Scan the entries for the string "from" and give the number of lines that have it, nothing further.

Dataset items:
***
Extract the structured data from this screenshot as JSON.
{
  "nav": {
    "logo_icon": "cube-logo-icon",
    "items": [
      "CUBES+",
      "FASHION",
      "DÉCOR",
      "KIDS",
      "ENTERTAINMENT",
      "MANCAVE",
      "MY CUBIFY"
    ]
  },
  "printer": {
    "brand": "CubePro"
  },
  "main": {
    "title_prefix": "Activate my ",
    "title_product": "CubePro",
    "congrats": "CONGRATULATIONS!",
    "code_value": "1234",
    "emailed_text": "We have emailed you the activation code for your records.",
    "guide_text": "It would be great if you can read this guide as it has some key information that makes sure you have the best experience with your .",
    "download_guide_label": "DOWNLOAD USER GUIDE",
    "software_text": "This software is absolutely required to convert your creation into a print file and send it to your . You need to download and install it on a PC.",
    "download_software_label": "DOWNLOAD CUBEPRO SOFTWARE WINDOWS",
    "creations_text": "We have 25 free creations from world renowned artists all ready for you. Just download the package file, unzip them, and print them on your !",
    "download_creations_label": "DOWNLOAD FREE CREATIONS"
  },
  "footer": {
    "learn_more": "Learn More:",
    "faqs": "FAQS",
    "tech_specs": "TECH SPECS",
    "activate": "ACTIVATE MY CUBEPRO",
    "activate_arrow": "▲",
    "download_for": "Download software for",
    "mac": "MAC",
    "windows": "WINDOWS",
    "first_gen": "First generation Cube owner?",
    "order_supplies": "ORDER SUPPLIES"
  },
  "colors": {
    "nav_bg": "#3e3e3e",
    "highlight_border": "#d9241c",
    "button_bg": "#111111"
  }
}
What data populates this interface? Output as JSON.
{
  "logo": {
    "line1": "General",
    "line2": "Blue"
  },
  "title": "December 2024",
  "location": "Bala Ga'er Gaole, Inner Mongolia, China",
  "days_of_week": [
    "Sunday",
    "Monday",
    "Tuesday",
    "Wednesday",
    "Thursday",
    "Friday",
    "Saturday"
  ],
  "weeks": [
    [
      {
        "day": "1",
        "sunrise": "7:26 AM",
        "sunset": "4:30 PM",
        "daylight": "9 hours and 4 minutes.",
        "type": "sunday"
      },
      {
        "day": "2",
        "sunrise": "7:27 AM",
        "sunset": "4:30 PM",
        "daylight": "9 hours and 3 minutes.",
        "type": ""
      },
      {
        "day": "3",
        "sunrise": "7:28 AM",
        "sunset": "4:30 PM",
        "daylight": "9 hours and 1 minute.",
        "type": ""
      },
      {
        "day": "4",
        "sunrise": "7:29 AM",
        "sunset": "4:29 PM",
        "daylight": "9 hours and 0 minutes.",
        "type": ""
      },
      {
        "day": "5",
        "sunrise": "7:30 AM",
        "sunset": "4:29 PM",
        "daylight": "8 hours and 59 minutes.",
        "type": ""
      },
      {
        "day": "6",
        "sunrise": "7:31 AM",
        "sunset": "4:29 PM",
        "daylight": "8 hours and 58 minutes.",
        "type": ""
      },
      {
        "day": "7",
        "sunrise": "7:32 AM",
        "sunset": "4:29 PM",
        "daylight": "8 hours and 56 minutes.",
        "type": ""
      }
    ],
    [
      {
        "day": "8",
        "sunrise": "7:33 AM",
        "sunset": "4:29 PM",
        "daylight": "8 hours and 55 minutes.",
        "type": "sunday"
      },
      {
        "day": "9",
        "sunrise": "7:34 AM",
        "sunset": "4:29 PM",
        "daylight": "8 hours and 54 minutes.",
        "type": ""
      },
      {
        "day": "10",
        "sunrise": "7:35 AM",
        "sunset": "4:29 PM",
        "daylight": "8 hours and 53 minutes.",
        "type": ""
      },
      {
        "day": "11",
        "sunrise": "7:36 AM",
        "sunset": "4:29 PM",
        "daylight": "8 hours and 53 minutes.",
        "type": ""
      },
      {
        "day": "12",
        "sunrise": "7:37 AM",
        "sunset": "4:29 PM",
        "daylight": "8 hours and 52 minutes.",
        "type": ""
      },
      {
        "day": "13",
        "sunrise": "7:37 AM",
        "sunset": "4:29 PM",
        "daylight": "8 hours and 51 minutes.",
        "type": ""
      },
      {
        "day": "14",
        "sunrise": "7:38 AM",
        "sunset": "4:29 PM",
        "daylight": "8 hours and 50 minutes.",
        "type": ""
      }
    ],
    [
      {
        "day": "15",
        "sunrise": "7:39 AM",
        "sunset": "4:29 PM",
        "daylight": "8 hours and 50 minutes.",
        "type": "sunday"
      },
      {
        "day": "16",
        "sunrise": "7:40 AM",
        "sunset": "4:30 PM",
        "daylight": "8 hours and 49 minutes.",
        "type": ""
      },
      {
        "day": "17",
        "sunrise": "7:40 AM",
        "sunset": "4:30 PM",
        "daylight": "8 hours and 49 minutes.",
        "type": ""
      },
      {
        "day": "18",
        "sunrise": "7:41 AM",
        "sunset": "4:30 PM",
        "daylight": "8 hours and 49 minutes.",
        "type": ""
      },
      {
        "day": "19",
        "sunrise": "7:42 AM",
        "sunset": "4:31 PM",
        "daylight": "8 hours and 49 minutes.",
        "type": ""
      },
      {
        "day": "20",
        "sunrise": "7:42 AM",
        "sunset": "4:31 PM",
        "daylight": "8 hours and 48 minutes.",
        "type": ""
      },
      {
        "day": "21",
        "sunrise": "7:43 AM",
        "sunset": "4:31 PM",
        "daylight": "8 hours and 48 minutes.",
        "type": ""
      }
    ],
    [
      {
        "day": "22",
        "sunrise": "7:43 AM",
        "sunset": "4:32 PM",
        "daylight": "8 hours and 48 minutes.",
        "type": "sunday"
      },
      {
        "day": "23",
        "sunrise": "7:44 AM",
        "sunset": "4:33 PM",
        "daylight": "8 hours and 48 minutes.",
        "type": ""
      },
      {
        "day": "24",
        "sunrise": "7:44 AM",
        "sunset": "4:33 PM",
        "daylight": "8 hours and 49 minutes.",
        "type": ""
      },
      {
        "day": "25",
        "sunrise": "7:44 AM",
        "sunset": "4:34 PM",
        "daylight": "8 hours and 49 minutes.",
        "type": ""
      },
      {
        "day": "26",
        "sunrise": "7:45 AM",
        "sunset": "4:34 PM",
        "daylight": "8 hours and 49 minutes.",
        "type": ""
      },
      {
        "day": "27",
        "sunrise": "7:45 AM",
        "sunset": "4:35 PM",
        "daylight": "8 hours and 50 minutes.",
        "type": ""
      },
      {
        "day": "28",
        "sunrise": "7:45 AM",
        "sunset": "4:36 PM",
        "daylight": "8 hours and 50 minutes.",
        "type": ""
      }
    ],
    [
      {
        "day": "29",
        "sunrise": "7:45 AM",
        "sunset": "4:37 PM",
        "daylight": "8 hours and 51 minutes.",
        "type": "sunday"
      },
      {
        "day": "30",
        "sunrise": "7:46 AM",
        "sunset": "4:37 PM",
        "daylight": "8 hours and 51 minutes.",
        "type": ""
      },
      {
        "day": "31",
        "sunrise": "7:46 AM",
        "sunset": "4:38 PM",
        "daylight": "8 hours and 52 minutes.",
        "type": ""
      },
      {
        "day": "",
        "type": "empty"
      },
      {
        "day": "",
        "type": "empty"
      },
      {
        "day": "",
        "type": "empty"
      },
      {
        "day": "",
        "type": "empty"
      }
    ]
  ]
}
***
### Solution to the exercise
2